→ TASK BRIEF
Search the entries below. Return every line that has "potential" in it.

→ INPUT RECORDS
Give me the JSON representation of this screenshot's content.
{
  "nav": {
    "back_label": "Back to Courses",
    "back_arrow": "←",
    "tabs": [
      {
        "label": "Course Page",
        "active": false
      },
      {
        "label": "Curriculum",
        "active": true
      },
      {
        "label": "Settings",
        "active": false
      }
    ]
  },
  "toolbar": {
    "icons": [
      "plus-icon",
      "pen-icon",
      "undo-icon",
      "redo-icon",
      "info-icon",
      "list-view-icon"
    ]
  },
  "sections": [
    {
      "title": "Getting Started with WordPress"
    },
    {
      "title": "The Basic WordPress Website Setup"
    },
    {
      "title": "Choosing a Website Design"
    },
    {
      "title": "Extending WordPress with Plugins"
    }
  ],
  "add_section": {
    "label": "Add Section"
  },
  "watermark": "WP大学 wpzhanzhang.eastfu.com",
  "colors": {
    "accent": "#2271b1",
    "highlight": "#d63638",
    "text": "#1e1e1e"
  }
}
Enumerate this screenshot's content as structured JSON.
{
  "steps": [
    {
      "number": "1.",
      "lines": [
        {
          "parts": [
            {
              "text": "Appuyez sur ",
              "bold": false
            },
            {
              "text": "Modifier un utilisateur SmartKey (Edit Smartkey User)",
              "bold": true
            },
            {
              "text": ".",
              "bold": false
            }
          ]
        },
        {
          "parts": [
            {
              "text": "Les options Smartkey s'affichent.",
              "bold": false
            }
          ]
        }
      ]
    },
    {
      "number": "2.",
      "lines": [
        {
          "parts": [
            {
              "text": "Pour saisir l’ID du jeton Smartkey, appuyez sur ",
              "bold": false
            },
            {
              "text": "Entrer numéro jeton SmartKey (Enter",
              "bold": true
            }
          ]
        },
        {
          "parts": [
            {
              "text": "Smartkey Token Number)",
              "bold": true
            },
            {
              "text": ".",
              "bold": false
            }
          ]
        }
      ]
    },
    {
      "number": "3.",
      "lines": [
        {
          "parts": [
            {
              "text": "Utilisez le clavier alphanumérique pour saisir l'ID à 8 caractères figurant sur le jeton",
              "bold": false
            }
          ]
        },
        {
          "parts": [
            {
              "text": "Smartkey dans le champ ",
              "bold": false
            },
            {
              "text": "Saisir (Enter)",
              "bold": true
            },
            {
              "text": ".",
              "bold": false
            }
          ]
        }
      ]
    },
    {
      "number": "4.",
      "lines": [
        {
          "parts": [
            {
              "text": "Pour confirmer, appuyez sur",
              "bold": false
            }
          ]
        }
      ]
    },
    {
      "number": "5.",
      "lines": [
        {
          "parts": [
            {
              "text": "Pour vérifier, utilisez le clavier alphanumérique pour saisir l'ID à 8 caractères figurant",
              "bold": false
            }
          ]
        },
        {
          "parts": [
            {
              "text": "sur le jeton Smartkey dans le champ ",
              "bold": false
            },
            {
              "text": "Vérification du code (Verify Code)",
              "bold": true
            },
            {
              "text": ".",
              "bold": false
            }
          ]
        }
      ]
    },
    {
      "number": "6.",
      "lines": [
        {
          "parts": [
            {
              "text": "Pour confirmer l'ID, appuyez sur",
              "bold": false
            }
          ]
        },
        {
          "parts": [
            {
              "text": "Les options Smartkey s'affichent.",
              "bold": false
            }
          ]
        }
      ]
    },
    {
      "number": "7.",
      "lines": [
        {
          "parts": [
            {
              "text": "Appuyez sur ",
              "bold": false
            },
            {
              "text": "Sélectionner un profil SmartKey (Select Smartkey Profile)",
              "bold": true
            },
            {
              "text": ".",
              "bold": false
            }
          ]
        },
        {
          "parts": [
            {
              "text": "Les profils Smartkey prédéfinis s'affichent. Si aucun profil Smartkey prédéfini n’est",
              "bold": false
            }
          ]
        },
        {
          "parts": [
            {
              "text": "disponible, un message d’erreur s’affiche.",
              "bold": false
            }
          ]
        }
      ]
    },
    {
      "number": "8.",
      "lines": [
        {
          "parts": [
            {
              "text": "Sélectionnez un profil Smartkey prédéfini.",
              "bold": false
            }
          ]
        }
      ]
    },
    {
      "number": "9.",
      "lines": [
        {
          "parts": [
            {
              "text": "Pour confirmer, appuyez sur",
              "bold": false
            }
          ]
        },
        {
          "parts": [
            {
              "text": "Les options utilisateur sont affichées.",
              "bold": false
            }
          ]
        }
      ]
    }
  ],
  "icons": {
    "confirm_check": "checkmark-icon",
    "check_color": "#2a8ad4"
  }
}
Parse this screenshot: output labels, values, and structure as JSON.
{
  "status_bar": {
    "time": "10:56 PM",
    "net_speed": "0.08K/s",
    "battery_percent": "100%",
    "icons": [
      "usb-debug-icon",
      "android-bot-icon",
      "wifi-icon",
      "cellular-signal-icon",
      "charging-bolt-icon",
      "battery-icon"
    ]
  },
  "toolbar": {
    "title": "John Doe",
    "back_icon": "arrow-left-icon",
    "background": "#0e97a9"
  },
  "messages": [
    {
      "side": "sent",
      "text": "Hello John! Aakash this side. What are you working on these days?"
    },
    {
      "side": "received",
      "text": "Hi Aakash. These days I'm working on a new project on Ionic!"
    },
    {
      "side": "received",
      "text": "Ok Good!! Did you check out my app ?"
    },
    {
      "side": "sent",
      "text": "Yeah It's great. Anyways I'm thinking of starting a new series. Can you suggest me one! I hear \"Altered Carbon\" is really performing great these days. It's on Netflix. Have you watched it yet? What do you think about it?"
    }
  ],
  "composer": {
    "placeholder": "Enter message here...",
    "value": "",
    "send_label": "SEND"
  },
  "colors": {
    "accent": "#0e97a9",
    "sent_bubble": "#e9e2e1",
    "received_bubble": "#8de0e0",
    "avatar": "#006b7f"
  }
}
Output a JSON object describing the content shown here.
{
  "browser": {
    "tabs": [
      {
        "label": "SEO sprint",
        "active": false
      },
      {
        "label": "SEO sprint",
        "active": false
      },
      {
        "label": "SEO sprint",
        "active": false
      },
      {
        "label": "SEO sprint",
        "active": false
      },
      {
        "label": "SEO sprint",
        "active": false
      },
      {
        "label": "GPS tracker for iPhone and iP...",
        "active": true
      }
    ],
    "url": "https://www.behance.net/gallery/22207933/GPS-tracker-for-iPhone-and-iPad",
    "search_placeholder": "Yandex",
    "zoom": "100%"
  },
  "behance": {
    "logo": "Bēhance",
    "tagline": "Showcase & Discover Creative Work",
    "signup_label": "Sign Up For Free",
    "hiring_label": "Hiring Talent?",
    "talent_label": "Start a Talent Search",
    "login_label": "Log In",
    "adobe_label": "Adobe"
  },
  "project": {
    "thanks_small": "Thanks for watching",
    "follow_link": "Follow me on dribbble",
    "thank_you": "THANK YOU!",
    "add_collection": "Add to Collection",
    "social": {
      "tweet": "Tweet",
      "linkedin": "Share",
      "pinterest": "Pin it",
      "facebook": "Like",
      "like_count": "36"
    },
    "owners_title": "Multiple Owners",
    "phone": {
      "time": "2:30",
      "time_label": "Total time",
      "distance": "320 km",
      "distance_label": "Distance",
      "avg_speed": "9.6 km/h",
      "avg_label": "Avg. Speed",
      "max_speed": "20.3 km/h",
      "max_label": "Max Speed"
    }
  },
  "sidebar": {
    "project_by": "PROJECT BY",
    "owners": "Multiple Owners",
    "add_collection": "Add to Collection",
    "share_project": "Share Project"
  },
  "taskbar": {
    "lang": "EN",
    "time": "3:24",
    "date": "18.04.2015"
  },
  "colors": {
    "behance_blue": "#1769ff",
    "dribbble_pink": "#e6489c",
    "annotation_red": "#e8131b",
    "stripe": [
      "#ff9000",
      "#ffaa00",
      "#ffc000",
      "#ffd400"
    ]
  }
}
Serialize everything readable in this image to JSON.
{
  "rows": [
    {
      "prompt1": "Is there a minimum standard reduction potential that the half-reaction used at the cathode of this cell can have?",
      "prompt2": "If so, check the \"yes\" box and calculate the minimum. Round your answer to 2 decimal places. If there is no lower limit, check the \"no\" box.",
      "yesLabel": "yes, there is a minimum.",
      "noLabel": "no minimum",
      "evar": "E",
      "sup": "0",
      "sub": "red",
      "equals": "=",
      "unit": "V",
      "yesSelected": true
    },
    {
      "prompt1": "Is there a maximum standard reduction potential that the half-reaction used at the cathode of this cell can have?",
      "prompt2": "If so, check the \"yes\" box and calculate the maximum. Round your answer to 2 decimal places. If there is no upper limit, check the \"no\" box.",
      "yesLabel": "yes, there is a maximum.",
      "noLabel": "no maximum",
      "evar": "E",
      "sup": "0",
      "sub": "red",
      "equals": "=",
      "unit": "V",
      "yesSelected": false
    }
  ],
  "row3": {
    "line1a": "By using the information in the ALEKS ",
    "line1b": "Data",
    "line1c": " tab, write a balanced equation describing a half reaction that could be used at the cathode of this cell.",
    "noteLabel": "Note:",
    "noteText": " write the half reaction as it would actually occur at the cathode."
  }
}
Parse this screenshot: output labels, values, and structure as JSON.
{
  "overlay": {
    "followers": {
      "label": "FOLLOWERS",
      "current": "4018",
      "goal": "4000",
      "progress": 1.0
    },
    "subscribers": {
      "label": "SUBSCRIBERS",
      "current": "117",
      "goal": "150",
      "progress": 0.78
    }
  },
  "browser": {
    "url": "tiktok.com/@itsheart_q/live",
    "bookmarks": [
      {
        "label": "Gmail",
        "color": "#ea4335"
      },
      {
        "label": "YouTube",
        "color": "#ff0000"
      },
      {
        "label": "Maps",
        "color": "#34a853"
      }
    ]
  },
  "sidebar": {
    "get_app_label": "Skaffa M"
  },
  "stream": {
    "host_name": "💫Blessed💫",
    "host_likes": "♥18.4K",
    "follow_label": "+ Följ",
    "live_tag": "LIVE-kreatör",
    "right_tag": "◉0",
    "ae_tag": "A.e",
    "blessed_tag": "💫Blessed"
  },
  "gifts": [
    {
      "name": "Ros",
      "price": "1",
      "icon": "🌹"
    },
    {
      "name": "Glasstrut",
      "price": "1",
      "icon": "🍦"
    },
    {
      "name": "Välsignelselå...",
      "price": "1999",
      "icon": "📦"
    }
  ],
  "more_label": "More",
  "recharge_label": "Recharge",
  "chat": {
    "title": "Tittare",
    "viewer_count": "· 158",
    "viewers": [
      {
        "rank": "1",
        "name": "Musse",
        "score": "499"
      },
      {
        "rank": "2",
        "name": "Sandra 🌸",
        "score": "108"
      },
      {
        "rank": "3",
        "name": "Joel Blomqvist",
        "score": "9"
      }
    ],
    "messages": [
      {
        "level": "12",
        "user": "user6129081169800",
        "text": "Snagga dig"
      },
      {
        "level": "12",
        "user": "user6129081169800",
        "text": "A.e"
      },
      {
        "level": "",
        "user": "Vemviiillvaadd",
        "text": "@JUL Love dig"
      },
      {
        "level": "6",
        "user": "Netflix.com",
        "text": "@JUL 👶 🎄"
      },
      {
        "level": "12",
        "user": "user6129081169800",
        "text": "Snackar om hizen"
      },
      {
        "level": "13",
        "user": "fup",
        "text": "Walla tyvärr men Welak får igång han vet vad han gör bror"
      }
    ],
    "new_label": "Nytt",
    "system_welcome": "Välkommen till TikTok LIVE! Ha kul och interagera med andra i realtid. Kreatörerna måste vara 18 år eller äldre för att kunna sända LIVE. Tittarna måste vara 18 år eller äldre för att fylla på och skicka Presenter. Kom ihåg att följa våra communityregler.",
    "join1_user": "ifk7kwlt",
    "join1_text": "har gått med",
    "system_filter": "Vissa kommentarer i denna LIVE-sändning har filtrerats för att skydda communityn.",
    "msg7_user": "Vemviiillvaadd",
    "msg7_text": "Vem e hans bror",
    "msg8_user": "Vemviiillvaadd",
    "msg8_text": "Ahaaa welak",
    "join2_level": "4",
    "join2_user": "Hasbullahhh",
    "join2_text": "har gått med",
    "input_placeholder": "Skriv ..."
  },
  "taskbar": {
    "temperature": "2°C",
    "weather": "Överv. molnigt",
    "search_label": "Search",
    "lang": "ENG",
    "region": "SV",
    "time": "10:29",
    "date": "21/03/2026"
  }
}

→ SOLUTION TO THIS TASK
      "prompt1": "Is there a minimum standard reduction potential that the half-reaction used at the cathode of this cell can have?",
      "prompt1": "Is there a maximum standard reduction potential that the half-reaction used at the cathode of this cell can have?",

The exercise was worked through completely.